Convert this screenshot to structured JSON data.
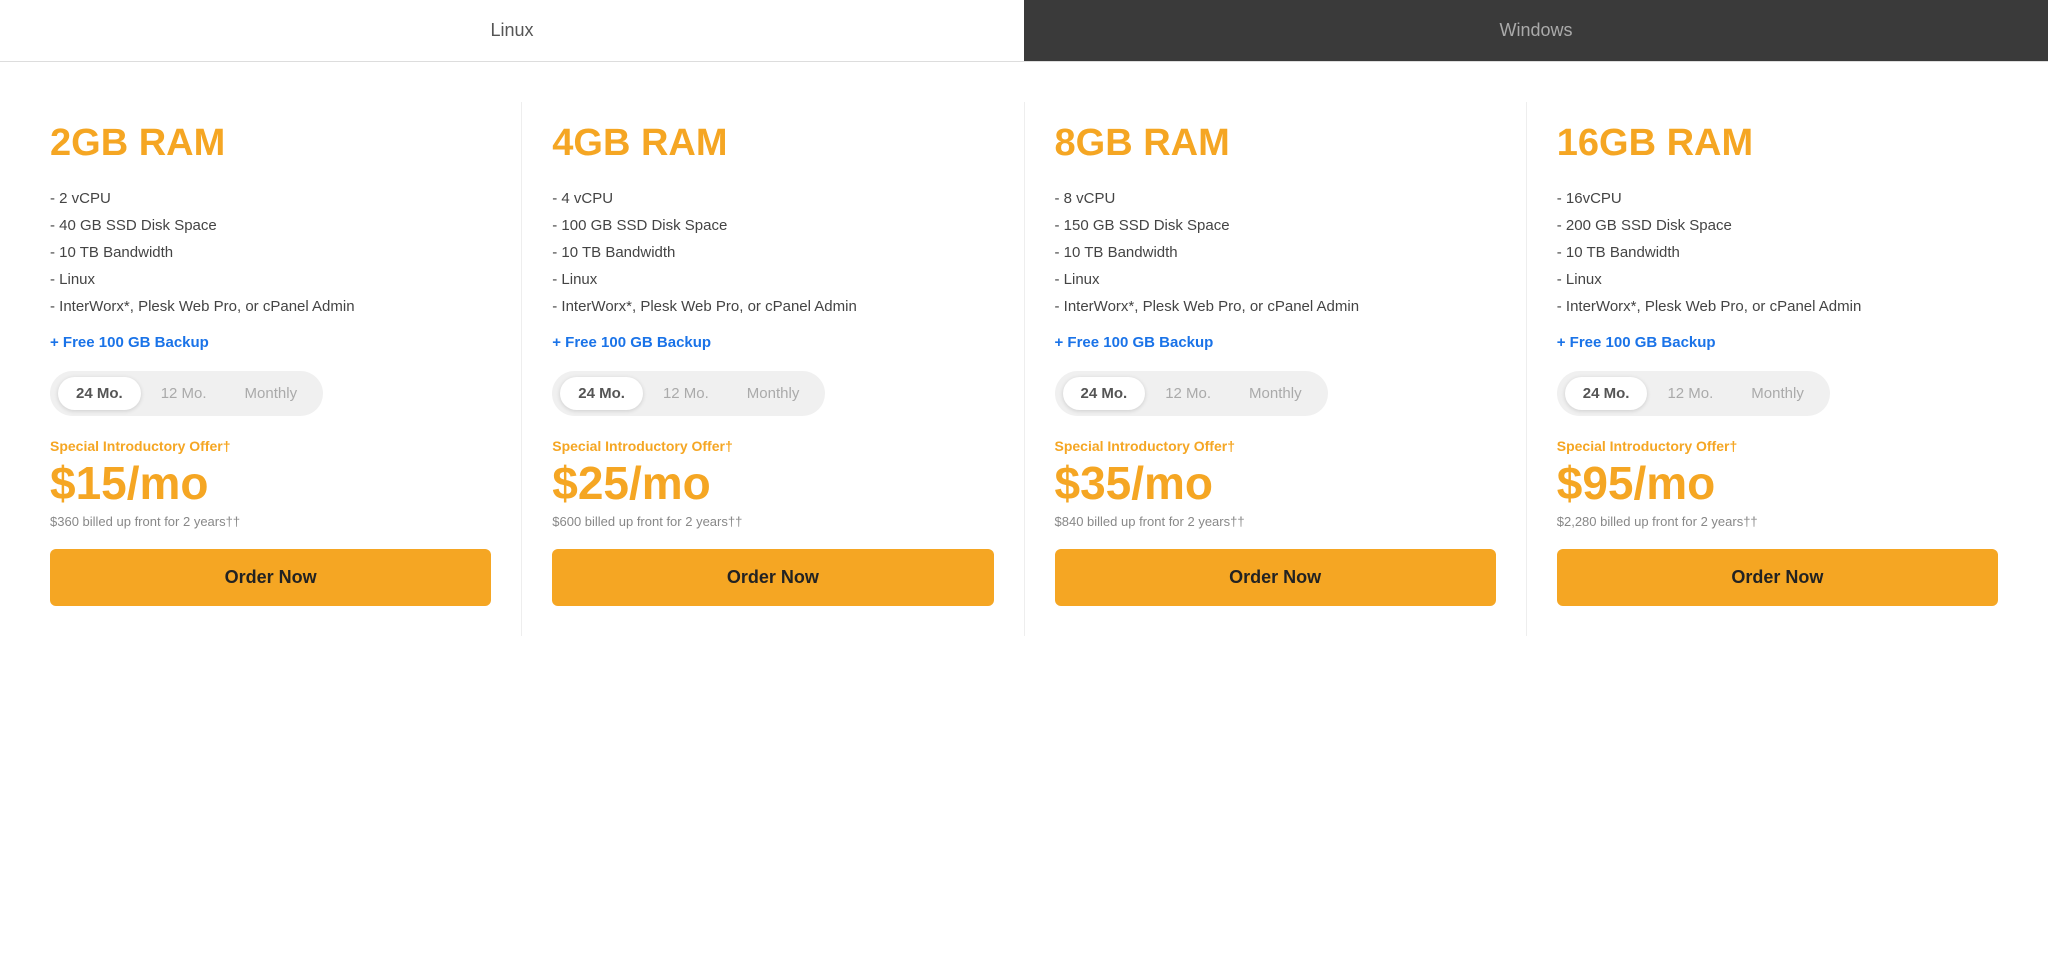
{
  "tabs": [
    {
      "id": "linux",
      "label": "Linux",
      "active": true
    },
    {
      "id": "windows",
      "label": "Windows",
      "active": false
    }
  ],
  "plans": [
    {
      "id": "2gb",
      "title": "2GB RAM",
      "features": [
        "- 2 vCPU",
        "- 40 GB SSD Disk Space",
        "- 10 TB Bandwidth",
        "- Linux",
        "- InterWorx*, Plesk Web Pro, or cPanel Admin"
      ],
      "backup": "+ Free 100 GB Backup",
      "toggle": {
        "options": [
          {
            "label": "24 Mo.",
            "selected": true
          },
          {
            "label": "12 Mo.",
            "selected": false
          },
          {
            "label": "Monthly",
            "selected": false
          }
        ]
      },
      "intro_label": "Special Introductory Offer†",
      "price": "$15/mo",
      "billed": "$360 billed up front for 2 years††",
      "order_label": "Order Now"
    },
    {
      "id": "4gb",
      "title": "4GB RAM",
      "features": [
        "- 4 vCPU",
        "- 100 GB SSD Disk Space",
        "- 10 TB Bandwidth",
        "- Linux",
        "- InterWorx*, Plesk Web Pro, or cPanel Admin"
      ],
      "backup": "+ Free 100 GB Backup",
      "toggle": {
        "options": [
          {
            "label": "24 Mo.",
            "selected": true
          },
          {
            "label": "12 Mo.",
            "selected": false
          },
          {
            "label": "Monthly",
            "selected": false
          }
        ]
      },
      "intro_label": "Special Introductory Offer†",
      "price": "$25/mo",
      "billed": "$600 billed up front for 2 years††",
      "order_label": "Order Now"
    },
    {
      "id": "8gb",
      "title": "8GB RAM",
      "features": [
        "- 8 vCPU",
        "- 150 GB SSD Disk Space",
        "- 10 TB Bandwidth",
        "- Linux",
        "- InterWorx*, Plesk Web Pro, or cPanel Admin"
      ],
      "backup": "+ Free 100 GB Backup",
      "toggle": {
        "options": [
          {
            "label": "24 Mo.",
            "selected": true
          },
          {
            "label": "12 Mo.",
            "selected": false
          },
          {
            "label": "Monthly",
            "selected": false
          }
        ]
      },
      "intro_label": "Special Introductory Offer†",
      "price": "$35/mo",
      "billed": "$840 billed up front for 2 years††",
      "order_label": "Order Now"
    },
    {
      "id": "16gb",
      "title": "16GB RAM",
      "features": [
        "- 16vCPU",
        "- 200 GB SSD Disk Space",
        "- 10 TB Bandwidth",
        "- Linux",
        "- InterWorx*, Plesk Web Pro, or cPanel Admin"
      ],
      "backup": "+ Free 100 GB Backup",
      "toggle": {
        "options": [
          {
            "label": "24 Mo.",
            "selected": true
          },
          {
            "label": "12 Mo.",
            "selected": false
          },
          {
            "label": "Monthly",
            "selected": false
          }
        ]
      },
      "intro_label": "Special Introductory Offer†",
      "price": "$95/mo",
      "billed": "$2,280 billed up front for 2 years††",
      "order_label": "Order Now"
    }
  ]
}
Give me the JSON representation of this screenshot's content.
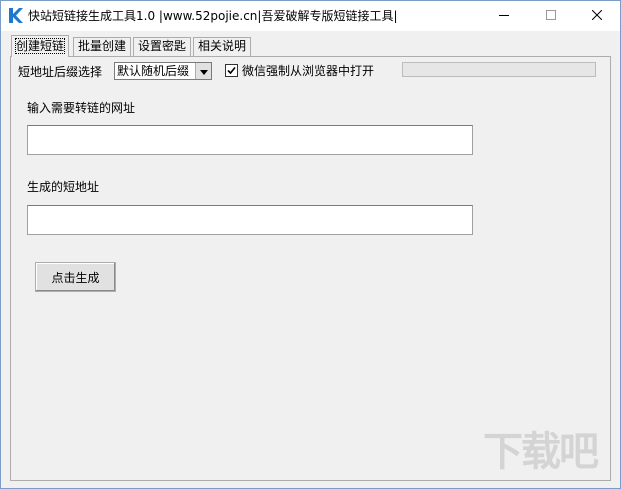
{
  "window": {
    "title": "快站短链接生成工具1.0 |www.52pojie.cn|吾爱破解专版短链接工具|"
  },
  "tabs": [
    {
      "label": "创建短链",
      "active": true
    },
    {
      "label": "批量创建",
      "active": false
    },
    {
      "label": "设置密匙",
      "active": false
    },
    {
      "label": "相关说明",
      "active": false
    }
  ],
  "options": {
    "suffix_label": "短地址后缀选择",
    "suffix_value": "默认随机后缀",
    "wechat_checkbox_label": "微信强制从浏览器中打开",
    "wechat_checked": true
  },
  "form": {
    "input_url_label": "输入需要转链的网址",
    "input_url_value": "",
    "output_label": "生成的短地址",
    "output_value": "",
    "generate_button": "点击生成"
  },
  "watermark": {
    "text": "下载吧"
  },
  "colors": {
    "window_border": "#7a9cc6",
    "app_icon": "#1e78d2",
    "panel_bg": "#f0f0f0"
  }
}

=======

## EXERCISE DETAILS
Restate the records above in full, word for word. Keep pictures out.

## WRITTEN SOLUTION
Convert this screenshot to structured JSON data.
{
  "tabs": [
    {
      "id": "linux",
      "label": "Linux",
      "active": true
    },
    {
      "id": "windows",
      "label": "Windows",
      "active": false
    }
  ],
  "plans": [
    {
      "id": "2gb",
      "title": "2GB RAM",
      "features": [
        "- 2 vCPU",
        "- 40 GB SSD Disk Space",
        "- 10 TB Bandwidth",
        "- Linux",
        "- InterWorx*, Plesk Web Pro, or cPanel Admin"
      ],
      "backup": "+ Free 100 GB Backup",
      "toggle": {
        "options": [
          {
            "label": "24 Mo.",
            "selected": true
          },
          {
            "label": "12 Mo.",
            "selected": false
          },
          {
            "label": "Monthly",
            "selected": false
          }
        ]
      },
      "intro_label": "Special Introductory Offer†",
      "price": "$15/mo",
      "billed": "$360 billed up front for 2 years††",
      "order_label": "Order Now"
    },
    {
      "id": "4gb",
      "title": "4GB RAM",
      "features": [
        "- 4 vCPU",
        "- 100 GB SSD Disk Space",
        "- 10 TB Bandwidth",
        "- Linux",
        "- InterWorx*, Plesk Web Pro, or cPanel Admin"
      ],
      "backup": "+ Free 100 GB Backup",
      "toggle": {
        "options": [
          {
            "label": "24 Mo.",
            "selected": true
          },
          {
            "label": "12 Mo.",
            "selected": false
          },
          {
            "label": "Monthly",
            "selected": false
          }
        ]
      },
      "intro_label": "Special Introductory Offer†",
      "price": "$25/mo",
      "billed": "$600 billed up front for 2 years††",
      "order_label": "Order Now"
    },
    {
      "id": "8gb",
      "title": "8GB RAM",
      "features": [
        "- 8 vCPU",
        "- 150 GB SSD Disk Space",
        "- 10 TB Bandwidth",
        "- Linux",
        "- InterWorx*, Plesk Web Pro, or cPanel Admin"
      ],
      "backup": "+ Free 100 GB Backup",
      "toggle": {
        "options": [
          {
            "label": "24 Mo.",
            "selected": true
          },
          {
            "label": "12 Mo.",
            "selected": false
          },
          {
            "label": "Monthly",
            "selected": false
          }
        ]
      },
      "intro_label": "Special Introductory Offer†",
      "price": "$35/mo",
      "billed": "$840 billed up front for 2 years††",
      "order_label": "Order Now"
    },
    {
      "id": "16gb",
      "title": "16GB RAM",
      "features": [
        "- 16vCPU",
        "- 200 GB SSD Disk Space",
        "- 10 TB Bandwidth",
        "- Linux",
        "- InterWorx*, Plesk Web Pro, or cPanel Admin"
      ],
      "backup": "+ Free 100 GB Backup",
      "toggle": {
        "options": [
          {
            "label": "24 Mo.",
            "selected": true
          },
          {
            "label": "12 Mo.",
            "selected": false
          },
          {
            "label": "Monthly",
            "selected": false
          }
        ]
      },
      "intro_label": "Special Introductory Offer†",
      "price": "$95/mo",
      "billed": "$2,280 billed up front for 2 years††",
      "order_label": "Order Now"
    }
  ]
}
Give me the JSON representation of this screenshot's content.
{
  "window": {
    "title": "快站短链接生成工具1.0 |www.52pojie.cn|吾爱破解专版短链接工具|"
  },
  "tabs": [
    {
      "label": "创建短链",
      "active": true
    },
    {
      "label": "批量创建",
      "active": false
    },
    {
      "label": "设置密匙",
      "active": false
    },
    {
      "label": "相关说明",
      "active": false
    }
  ],
  "options": {
    "suffix_label": "短地址后缀选择",
    "suffix_value": "默认随机后缀",
    "wechat_checkbox_label": "微信强制从浏览器中打开",
    "wechat_checked": true
  },
  "form": {
    "input_url_label": "输入需要转链的网址",
    "input_url_value": "",
    "output_label": "生成的短地址",
    "output_value": "",
    "generate_button": "点击生成"
  },
  "watermark": {
    "text": "下载吧"
  },
  "colors": {
    "window_border": "#7a9cc6",
    "app_icon": "#1e78d2",
    "panel_bg": "#f0f0f0"
  }
}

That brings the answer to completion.